## Problem statement
Each line that holds the word "القاسم" counts once; report the total and nothing else.

## Data in this exercise

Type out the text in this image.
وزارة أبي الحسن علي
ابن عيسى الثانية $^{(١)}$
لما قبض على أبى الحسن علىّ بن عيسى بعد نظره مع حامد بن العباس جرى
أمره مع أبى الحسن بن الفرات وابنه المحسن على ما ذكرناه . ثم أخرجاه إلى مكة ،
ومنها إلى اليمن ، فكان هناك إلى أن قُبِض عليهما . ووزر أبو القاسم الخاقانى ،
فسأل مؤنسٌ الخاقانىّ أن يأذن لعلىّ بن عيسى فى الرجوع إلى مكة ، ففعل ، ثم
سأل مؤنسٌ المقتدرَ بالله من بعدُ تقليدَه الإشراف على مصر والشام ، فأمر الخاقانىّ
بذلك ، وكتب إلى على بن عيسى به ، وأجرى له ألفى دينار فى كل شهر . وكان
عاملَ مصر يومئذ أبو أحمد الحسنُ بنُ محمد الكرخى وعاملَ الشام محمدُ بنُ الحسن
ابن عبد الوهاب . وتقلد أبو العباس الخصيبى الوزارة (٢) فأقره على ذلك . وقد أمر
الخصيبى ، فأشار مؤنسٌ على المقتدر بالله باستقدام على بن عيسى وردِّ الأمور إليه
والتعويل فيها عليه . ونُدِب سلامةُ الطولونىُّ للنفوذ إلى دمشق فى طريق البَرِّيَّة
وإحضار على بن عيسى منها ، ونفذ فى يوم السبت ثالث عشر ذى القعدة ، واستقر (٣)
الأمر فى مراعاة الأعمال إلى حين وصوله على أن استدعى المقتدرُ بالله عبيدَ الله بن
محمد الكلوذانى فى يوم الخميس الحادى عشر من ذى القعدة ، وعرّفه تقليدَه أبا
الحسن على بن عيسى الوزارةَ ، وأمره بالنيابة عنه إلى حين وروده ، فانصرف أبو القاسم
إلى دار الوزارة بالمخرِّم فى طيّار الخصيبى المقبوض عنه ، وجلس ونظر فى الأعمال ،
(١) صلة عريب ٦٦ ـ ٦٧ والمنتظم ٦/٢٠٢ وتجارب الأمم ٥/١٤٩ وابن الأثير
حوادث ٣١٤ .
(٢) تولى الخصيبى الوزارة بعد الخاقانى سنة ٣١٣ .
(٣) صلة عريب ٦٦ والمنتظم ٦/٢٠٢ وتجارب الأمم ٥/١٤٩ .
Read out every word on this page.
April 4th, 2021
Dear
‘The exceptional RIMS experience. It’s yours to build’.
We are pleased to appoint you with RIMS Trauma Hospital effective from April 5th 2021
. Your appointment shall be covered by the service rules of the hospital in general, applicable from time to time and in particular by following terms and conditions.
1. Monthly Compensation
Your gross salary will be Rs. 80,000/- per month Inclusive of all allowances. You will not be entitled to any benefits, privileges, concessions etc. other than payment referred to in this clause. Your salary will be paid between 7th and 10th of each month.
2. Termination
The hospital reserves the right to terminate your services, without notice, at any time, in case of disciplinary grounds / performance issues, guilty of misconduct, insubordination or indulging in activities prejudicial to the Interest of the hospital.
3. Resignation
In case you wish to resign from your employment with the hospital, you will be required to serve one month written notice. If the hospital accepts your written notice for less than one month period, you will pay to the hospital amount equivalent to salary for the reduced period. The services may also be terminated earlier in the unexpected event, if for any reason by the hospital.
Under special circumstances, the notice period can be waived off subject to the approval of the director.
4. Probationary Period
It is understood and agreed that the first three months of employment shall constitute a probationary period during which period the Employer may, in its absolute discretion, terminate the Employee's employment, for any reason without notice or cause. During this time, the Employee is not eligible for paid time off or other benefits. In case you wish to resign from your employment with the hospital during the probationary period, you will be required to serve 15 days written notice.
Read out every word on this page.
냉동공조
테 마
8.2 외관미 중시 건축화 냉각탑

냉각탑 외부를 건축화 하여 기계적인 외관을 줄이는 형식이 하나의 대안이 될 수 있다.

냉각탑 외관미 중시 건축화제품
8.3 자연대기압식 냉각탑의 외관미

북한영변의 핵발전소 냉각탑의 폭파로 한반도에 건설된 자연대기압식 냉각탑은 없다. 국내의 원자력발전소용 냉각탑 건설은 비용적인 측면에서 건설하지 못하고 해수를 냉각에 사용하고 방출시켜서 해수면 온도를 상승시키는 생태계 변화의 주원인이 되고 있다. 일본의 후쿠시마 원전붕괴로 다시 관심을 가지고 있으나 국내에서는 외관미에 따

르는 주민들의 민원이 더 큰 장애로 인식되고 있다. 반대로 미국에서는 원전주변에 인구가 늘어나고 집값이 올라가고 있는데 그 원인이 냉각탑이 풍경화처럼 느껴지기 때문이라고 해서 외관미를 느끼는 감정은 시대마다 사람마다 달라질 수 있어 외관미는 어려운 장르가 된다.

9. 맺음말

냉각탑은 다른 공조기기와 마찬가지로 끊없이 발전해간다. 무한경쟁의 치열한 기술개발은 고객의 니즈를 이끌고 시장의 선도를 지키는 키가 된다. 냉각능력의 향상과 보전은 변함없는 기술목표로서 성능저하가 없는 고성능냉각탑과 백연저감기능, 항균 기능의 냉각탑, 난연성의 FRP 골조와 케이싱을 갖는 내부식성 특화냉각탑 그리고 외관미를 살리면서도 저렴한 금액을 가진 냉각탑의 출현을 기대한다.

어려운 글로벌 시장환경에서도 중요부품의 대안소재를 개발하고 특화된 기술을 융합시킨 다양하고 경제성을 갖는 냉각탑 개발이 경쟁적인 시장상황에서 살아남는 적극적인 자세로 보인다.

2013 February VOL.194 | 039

## Solution for this problem
2